▸ TASK PROMPT
Omit all pictures, then retype the data exactly as given.

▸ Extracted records
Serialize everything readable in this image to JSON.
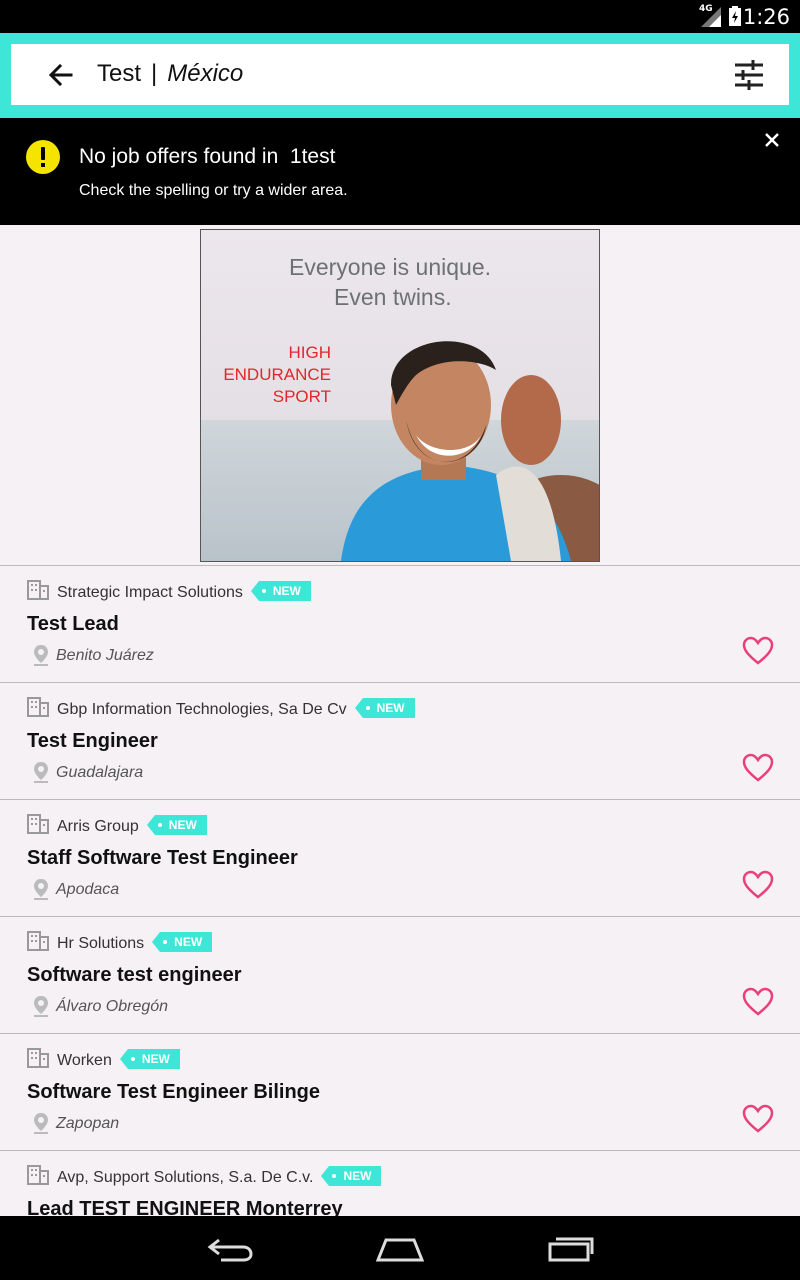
{
  "status": {
    "time": "1:26",
    "network": "4G"
  },
  "search": {
    "query": "Test",
    "separator": "|",
    "location": "México"
  },
  "notice": {
    "message": "No job offers found in  1test",
    "hint": "Check the spelling or try a wider area."
  },
  "ad": {
    "line1": "Everyone is unique.",
    "line2": "Even twins.",
    "tag1": "HIGH",
    "tag2": "ENDURANCE",
    "tag3": "SPORT"
  },
  "jobs": [
    {
      "company": "Strategic Impact Solutions",
      "badge": "NEW",
      "title": "Test Lead",
      "city": "Benito Juárez"
    },
    {
      "company": "Gbp Information Technologies, Sa De Cv",
      "badge": "NEW",
      "title": "Test Engineer",
      "city": "Guadalajara"
    },
    {
      "company": "Arris Group",
      "badge": "NEW",
      "title": "Staff Software Test Engineer",
      "city": "Apodaca"
    },
    {
      "company": "Hr Solutions",
      "badge": "NEW",
      "title": "Software test engineer",
      "city": "Álvaro Obregón"
    },
    {
      "company": "Worken",
      "badge": "NEW",
      "title": "Software Test Engineer Bilinge",
      "city": "Zapopan"
    },
    {
      "company": "Avp, Support Solutions, S.a. De C.v.",
      "badge": "NEW",
      "title": "Lead TEST ENGINEER Monterrey",
      "city": ""
    }
  ],
  "colors": {
    "accent": "#3ee6d8",
    "heart": "#e8407a",
    "warning": "#f5e400"
  }
}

▸ REPLY
Serialize everything readable in this image to JSON.
{
  "status": {
    "time": "1:26",
    "network": "4G"
  },
  "search": {
    "query": "Test",
    "separator": "|",
    "location": "México"
  },
  "notice": {
    "message": "No job offers found in  1test",
    "hint": "Check the spelling or try a wider area."
  },
  "ad": {
    "line1": "Everyone is unique.",
    "line2": "Even twins.",
    "tag1": "HIGH",
    "tag2": "ENDURANCE",
    "tag3": "SPORT"
  },
  "jobs": [
    {
      "company": "Strategic Impact Solutions",
      "badge": "NEW",
      "title": "Test Lead",
      "city": "Benito Juárez"
    },
    {
      "company": "Gbp Information Technologies, Sa De Cv",
      "badge": "NEW",
      "title": "Test Engineer",
      "city": "Guadalajara"
    },
    {
      "company": "Arris Group",
      "badge": "NEW",
      "title": "Staff Software Test Engineer",
      "city": "Apodaca"
    },
    {
      "company": "Hr Solutions",
      "badge": "NEW",
      "title": "Software test engineer",
      "city": "Álvaro Obregón"
    },
    {
      "company": "Worken",
      "badge": "NEW",
      "title": "Software Test Engineer Bilinge",
      "city": "Zapopan"
    },
    {
      "company": "Avp, Support Solutions, S.a. De C.v.",
      "badge": "NEW",
      "title": "Lead TEST ENGINEER Monterrey",
      "city": ""
    }
  ],
  "colors": {
    "accent": "#3ee6d8",
    "heart": "#e8407a",
    "warning": "#f5e400"
  }
}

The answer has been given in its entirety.